---------- ITEMS

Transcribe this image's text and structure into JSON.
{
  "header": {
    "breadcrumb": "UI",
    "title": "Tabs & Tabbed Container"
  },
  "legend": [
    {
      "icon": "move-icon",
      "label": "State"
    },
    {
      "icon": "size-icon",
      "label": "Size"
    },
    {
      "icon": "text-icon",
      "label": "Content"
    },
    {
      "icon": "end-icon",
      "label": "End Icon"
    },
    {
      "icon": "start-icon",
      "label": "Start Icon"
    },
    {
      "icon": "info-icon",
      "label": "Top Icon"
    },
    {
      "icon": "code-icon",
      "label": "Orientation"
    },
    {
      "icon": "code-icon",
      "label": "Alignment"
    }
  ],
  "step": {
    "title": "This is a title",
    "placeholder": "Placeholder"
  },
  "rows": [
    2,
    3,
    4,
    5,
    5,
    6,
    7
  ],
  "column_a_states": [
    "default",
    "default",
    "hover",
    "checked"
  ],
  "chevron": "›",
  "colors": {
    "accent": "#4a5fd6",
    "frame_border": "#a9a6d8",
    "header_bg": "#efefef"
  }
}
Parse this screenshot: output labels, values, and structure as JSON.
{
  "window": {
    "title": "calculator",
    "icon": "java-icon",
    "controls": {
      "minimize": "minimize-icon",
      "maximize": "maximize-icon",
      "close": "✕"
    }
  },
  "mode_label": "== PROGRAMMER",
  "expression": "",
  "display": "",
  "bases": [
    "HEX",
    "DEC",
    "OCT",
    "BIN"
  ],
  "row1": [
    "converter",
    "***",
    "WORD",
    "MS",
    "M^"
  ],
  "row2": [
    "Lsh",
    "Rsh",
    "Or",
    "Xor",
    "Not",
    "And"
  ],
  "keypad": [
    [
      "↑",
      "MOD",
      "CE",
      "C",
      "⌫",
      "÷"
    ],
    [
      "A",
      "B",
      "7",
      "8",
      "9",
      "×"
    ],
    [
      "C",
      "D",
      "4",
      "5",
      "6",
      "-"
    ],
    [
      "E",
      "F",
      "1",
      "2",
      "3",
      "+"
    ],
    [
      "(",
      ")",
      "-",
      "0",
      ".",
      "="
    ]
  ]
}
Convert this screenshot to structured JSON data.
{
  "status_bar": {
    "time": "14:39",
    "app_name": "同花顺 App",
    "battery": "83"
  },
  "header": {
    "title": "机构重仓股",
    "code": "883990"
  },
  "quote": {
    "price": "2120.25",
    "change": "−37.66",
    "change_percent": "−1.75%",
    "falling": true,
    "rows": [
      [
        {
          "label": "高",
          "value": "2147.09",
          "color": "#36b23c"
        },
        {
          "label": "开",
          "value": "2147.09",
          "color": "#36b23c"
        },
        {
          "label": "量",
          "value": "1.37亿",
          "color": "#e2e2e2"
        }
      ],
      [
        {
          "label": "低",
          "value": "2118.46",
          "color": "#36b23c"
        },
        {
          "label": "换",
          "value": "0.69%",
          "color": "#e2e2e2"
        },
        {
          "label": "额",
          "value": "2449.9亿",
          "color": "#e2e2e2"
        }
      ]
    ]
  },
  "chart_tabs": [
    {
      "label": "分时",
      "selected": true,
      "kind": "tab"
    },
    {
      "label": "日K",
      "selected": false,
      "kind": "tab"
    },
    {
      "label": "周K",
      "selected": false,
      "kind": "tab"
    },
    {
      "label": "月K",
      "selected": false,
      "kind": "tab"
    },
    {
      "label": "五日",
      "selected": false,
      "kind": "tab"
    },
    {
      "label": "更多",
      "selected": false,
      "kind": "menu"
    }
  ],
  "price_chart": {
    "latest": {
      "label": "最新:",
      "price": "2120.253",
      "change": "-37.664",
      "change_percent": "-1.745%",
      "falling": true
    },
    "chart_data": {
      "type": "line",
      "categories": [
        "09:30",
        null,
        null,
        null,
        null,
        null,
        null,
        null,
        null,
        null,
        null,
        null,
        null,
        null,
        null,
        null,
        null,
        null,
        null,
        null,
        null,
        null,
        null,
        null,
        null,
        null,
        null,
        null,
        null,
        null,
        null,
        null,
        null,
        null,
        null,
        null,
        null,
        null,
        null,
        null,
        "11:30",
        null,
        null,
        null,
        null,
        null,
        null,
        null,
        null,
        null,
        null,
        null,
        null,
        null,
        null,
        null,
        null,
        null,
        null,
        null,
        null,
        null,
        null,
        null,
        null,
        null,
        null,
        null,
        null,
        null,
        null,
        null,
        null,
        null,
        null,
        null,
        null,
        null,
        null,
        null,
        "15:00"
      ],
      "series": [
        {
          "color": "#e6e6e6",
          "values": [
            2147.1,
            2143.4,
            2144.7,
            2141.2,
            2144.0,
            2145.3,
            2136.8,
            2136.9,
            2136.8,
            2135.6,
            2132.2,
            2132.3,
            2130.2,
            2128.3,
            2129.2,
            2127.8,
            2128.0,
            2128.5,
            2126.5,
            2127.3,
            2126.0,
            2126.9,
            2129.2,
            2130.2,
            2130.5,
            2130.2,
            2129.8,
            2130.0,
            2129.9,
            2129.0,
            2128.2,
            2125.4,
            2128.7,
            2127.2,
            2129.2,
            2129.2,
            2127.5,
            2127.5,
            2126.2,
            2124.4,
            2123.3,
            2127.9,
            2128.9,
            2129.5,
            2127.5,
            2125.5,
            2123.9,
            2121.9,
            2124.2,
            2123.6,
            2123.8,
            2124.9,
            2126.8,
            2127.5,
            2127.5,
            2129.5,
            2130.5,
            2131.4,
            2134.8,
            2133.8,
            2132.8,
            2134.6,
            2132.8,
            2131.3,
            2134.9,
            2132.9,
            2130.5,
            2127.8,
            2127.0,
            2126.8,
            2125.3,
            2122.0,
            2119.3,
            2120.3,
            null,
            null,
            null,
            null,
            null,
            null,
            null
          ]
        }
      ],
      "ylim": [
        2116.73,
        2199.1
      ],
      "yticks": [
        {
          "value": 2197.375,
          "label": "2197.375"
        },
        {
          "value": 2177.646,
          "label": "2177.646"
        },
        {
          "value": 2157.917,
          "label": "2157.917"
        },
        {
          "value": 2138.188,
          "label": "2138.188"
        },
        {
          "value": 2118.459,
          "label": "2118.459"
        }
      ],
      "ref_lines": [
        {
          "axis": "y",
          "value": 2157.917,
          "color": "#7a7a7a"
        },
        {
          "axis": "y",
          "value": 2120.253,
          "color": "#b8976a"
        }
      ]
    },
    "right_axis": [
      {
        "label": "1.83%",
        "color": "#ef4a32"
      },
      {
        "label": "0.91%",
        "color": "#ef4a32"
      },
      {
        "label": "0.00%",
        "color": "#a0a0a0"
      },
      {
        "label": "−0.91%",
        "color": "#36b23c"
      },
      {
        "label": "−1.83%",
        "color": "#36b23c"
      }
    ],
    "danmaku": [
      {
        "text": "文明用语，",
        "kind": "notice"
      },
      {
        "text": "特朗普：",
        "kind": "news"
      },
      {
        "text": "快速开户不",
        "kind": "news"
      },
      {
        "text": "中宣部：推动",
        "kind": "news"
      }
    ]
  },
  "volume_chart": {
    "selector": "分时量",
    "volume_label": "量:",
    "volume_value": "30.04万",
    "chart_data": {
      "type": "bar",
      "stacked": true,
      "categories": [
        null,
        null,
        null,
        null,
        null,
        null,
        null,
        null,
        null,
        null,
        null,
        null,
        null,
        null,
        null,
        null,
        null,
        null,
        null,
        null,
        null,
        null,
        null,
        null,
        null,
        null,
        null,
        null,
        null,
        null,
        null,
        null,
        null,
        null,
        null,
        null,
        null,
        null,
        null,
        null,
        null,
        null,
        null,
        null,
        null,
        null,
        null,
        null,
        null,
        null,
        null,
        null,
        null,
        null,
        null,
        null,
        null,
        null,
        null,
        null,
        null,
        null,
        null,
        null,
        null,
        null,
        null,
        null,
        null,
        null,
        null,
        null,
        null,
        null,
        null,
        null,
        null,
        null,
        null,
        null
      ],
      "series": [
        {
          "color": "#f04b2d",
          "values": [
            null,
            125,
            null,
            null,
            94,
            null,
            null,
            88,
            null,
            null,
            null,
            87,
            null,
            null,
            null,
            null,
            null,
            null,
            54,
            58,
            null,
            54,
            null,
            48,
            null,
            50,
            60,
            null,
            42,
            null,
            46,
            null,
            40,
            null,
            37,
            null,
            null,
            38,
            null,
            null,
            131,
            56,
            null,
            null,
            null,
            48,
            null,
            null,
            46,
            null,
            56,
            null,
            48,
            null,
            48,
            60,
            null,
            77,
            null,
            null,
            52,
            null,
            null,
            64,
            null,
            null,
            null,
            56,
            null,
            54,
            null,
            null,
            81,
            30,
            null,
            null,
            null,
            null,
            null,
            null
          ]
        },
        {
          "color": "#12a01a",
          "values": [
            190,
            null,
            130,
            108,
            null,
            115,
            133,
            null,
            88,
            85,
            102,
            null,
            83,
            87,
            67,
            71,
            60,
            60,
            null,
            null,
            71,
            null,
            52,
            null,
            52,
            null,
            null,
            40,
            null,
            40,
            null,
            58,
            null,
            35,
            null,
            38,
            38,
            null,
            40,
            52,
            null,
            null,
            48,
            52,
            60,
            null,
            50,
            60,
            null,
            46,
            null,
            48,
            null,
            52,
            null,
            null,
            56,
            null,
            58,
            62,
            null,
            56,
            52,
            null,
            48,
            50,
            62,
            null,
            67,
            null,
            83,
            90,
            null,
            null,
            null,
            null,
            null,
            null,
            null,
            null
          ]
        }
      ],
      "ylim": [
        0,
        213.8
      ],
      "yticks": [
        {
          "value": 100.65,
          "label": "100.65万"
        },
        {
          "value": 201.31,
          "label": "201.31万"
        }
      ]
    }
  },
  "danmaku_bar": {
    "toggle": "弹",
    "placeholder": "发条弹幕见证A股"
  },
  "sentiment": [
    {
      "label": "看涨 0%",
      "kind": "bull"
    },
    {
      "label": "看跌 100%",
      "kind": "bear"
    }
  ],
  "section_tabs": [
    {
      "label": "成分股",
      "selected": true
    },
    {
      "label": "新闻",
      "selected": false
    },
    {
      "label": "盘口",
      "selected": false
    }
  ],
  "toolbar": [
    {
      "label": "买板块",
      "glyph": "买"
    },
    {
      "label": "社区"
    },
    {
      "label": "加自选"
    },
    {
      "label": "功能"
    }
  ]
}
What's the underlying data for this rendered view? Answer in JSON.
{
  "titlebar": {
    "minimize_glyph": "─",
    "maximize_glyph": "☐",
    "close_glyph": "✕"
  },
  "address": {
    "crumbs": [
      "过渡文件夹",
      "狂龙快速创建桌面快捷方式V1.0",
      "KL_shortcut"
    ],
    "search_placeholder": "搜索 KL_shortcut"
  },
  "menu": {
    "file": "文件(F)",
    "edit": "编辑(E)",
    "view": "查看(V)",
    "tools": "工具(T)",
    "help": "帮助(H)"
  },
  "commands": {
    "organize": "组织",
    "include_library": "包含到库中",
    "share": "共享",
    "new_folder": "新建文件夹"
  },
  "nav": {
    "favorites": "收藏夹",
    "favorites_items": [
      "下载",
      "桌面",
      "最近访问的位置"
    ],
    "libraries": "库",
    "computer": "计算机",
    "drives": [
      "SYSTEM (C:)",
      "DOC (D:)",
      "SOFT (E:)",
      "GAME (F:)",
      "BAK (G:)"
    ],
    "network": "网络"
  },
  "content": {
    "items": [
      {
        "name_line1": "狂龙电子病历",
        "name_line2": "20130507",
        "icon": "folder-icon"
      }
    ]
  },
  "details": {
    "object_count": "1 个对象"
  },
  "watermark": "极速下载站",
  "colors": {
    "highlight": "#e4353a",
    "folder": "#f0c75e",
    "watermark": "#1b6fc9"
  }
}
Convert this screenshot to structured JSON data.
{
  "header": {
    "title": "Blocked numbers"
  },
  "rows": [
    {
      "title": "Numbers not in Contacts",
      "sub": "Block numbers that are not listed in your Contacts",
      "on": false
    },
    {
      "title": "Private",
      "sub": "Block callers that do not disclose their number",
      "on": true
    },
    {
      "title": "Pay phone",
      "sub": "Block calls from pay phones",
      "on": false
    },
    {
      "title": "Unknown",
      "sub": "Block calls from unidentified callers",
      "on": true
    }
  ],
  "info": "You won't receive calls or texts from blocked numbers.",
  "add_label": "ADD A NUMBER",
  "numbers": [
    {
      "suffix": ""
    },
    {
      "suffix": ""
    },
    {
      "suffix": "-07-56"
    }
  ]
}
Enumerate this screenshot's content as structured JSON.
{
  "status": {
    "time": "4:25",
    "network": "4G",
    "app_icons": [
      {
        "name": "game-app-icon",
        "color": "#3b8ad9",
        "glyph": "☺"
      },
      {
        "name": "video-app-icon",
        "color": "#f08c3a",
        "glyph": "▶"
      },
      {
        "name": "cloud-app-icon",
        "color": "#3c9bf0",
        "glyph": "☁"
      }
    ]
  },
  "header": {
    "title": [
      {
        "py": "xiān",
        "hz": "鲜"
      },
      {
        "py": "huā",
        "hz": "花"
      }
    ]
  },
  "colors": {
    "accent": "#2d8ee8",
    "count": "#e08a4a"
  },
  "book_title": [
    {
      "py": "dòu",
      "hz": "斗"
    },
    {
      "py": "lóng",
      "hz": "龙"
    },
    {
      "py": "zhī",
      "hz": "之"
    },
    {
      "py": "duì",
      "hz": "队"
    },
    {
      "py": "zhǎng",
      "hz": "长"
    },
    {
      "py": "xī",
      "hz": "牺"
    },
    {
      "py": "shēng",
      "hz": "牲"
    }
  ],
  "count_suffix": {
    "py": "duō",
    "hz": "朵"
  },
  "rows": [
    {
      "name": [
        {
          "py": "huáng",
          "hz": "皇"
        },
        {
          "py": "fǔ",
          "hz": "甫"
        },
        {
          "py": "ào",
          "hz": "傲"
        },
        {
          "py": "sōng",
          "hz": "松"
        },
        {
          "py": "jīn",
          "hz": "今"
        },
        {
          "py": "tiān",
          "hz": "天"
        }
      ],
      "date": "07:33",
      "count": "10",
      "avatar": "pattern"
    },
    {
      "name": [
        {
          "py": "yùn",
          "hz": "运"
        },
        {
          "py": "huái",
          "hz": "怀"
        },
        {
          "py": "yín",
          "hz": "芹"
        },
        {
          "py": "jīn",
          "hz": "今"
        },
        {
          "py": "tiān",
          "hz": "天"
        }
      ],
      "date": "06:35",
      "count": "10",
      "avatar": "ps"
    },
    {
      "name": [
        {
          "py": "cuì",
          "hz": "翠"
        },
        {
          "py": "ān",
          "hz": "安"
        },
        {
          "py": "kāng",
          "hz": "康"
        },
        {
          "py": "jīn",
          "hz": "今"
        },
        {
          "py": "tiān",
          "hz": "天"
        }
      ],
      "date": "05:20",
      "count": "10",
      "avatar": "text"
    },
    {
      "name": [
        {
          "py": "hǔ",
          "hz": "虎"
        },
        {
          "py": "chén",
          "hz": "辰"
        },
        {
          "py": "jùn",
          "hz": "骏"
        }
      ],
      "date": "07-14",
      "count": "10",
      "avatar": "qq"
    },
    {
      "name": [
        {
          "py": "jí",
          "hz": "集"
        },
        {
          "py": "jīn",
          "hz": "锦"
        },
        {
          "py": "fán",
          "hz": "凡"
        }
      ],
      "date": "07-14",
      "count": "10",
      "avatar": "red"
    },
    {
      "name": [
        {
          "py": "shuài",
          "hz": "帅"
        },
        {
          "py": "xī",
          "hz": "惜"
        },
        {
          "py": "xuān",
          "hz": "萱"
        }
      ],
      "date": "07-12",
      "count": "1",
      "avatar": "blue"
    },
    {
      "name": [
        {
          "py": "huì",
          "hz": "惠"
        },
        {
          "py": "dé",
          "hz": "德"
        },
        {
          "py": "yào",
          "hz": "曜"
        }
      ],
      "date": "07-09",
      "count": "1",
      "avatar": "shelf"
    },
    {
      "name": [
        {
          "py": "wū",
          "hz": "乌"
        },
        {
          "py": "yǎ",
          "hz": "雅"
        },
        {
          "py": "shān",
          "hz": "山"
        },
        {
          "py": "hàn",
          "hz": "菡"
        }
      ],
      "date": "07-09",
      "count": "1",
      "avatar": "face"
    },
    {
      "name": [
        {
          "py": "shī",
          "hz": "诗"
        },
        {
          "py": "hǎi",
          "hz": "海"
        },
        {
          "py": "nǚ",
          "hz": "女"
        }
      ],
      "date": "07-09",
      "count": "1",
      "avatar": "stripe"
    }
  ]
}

--------------------

(AIM OF THE TASK):
Look through the data and show every line containing "from".

(SOLUTION TO THIS EXERCISE):
      "sub": "Block calls from pay phones",
      "sub": "Block calls from unidentified callers",
  "info": "You won't receive calls or texts from blocked numbers.",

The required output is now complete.